Task description:
Quote all of the entries word for word.
[Start Data for this exercise]
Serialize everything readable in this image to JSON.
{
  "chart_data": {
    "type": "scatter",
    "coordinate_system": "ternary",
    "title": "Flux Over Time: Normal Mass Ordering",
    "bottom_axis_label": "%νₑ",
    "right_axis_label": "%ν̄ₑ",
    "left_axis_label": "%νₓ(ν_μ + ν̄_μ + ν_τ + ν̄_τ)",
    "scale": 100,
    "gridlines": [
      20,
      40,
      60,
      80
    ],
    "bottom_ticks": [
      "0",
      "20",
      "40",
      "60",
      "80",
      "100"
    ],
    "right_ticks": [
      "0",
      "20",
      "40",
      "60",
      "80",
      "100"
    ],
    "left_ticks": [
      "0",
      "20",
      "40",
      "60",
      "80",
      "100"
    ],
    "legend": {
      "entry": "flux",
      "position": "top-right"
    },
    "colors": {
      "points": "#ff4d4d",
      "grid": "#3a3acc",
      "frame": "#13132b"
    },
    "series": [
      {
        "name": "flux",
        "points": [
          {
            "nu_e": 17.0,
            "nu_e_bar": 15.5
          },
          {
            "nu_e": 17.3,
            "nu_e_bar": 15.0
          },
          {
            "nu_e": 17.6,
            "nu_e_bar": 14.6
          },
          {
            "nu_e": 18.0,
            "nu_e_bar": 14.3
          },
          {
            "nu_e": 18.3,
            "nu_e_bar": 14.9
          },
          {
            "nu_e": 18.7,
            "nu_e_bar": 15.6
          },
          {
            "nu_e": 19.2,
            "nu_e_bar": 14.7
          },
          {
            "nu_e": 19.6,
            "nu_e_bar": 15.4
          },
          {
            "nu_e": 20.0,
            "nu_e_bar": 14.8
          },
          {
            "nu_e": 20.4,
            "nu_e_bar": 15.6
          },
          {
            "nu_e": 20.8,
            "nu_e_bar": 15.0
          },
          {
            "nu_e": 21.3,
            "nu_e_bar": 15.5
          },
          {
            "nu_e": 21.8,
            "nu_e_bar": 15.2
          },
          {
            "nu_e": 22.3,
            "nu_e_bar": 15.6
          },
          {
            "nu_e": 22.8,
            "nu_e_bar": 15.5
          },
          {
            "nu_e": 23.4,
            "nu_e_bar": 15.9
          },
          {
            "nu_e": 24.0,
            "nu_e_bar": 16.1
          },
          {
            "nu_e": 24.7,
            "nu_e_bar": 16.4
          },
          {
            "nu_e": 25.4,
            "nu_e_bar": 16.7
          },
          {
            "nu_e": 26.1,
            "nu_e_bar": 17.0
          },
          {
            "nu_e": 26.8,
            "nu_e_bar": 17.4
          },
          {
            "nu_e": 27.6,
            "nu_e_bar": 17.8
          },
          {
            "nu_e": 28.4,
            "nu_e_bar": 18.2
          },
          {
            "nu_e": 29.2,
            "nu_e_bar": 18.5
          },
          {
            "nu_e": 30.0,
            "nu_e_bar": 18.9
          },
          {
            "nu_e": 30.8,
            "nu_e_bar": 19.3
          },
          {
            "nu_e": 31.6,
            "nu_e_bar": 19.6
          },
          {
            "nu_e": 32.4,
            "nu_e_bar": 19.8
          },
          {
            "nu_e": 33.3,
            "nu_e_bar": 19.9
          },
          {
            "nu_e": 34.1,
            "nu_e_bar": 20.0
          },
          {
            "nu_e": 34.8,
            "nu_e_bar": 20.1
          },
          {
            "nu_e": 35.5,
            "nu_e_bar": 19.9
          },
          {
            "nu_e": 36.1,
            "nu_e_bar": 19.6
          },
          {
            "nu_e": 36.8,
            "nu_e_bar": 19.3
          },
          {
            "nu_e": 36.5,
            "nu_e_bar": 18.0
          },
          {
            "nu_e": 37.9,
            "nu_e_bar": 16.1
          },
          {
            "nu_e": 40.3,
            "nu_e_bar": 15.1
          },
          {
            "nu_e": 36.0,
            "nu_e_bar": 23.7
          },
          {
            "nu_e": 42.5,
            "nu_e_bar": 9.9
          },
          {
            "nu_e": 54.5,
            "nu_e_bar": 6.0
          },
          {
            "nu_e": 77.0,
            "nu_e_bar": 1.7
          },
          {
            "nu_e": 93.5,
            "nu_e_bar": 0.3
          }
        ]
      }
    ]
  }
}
[End Data for this exercise]
Expected output:
Serialize everything readable in this image to JSON.
{
  "chart_data": {
    "type": "scatter",
    "coordinate_system": "ternary",
    "title": "Flux Over Time: Normal Mass Ordering",
    "bottom_axis_label": "%νₑ",
    "right_axis_label": "%ν̄ₑ",
    "left_axis_label": "%νₓ(ν_μ + ν̄_μ + ν_τ + ν̄_τ)",
    "scale": 100,
    "gridlines": [
      20,
      40,
      60,
      80
    ],
    "bottom_ticks": [
      "0",
      "20",
      "40",
      "60",
      "80",
      "100"
    ],
    "right_ticks": [
      "0",
      "20",
      "40",
      "60",
      "80",
      "100"
    ],
    "left_ticks": [
      "0",
      "20",
      "40",
      "60",
      "80",
      "100"
    ],
    "legend": {
      "entry": "flux",
      "position": "top-right"
    },
    "colors": {
      "points": "#ff4d4d",
      "grid": "#3a3acc",
      "frame": "#13132b"
    },
    "series": [
      {
        "name": "flux",
        "points": [
          {
            "nu_e": 17.0,
            "nu_e_bar": 15.5
          },
          {
            "nu_e": 17.3,
            "nu_e_bar": 15.0
          },
          {
            "nu_e": 17.6,
            "nu_e_bar": 14.6
          },
          {
            "nu_e": 18.0,
            "nu_e_bar": 14.3
          },
          {
            "nu_e": 18.3,
            "nu_e_bar": 14.9
          },
          {
            "nu_e": 18.7,
            "nu_e_bar": 15.6
          },
          {
            "nu_e": 19.2,
            "nu_e_bar": 14.7
          },
          {
            "nu_e": 19.6,
            "nu_e_bar": 15.4
          },
          {
            "nu_e": 20.0,
            "nu_e_bar": 14.8
          },
          {
            "nu_e": 20.4,
            "nu_e_bar": 15.6
          },
          {
            "nu_e": 20.8,
            "nu_e_bar": 15.0
          },
          {
            "nu_e": 21.3,
            "nu_e_bar": 15.5
          },
          {
            "nu_e": 21.8,
            "nu_e_bar": 15.2
          },
          {
            "nu_e": 22.3,
            "nu_e_bar": 15.6
          },
          {
            "nu_e": 22.8,
            "nu_e_bar": 15.5
          },
          {
            "nu_e": 23.4,
            "nu_e_bar": 15.9
          },
          {
            "nu_e": 24.0,
            "nu_e_bar": 16.1
          },
          {
            "nu_e": 24.7,
            "nu_e_bar": 16.4
          },
          {
            "nu_e": 25.4,
            "nu_e_bar": 16.7
          },
          {
            "nu_e": 26.1,
            "nu_e_bar": 17.0
          },
          {
            "nu_e": 26.8,
            "nu_e_bar": 17.4
          },
          {
            "nu_e": 27.6,
            "nu_e_bar": 17.8
          },
          {
            "nu_e": 28.4,
            "nu_e_bar": 18.2
          },
          {
            "nu_e": 29.2,
            "nu_e_bar": 18.5
          },
          {
            "nu_e": 30.0,
            "nu_e_bar": 18.9
          },
          {
            "nu_e": 30.8,
            "nu_e_bar": 19.3
          },
          {
            "nu_e": 31.6,
            "nu_e_bar": 19.6
          },
          {
            "nu_e": 32.4,
            "nu_e_bar": 19.8
          },
          {
            "nu_e": 33.3,
            "nu_e_bar": 19.9
          },
          {
            "nu_e": 34.1,
            "nu_e_bar": 20.0
          },
          {
            "nu_e": 34.8,
            "nu_e_bar": 20.1
          },
          {
            "nu_e": 35.5,
            "nu_e_bar": 19.9
          },
          {
            "nu_e": 36.1,
            "nu_e_bar": 19.6
          },
          {
            "nu_e": 36.8,
            "nu_e_bar": 19.3
          },
          {
            "nu_e": 36.5,
            "nu_e_bar": 18.0
          },
          {
            "nu_e": 37.9,
            "nu_e_bar": 16.1
          },
          {
            "nu_e": 40.3,
            "nu_e_bar": 15.1
          },
          {
            "nu_e": 36.0,
            "nu_e_bar": 23.7
          },
          {
            "nu_e": 42.5,
            "nu_e_bar": 9.9
          },
          {
            "nu_e": 54.5,
            "nu_e_bar": 6.0
          },
          {
            "nu_e": 77.0,
            "nu_e_bar": 1.7
          },
          {
            "nu_e": 93.5,
            "nu_e_bar": 0.3
          }
        ]
      }
    ]
  }
}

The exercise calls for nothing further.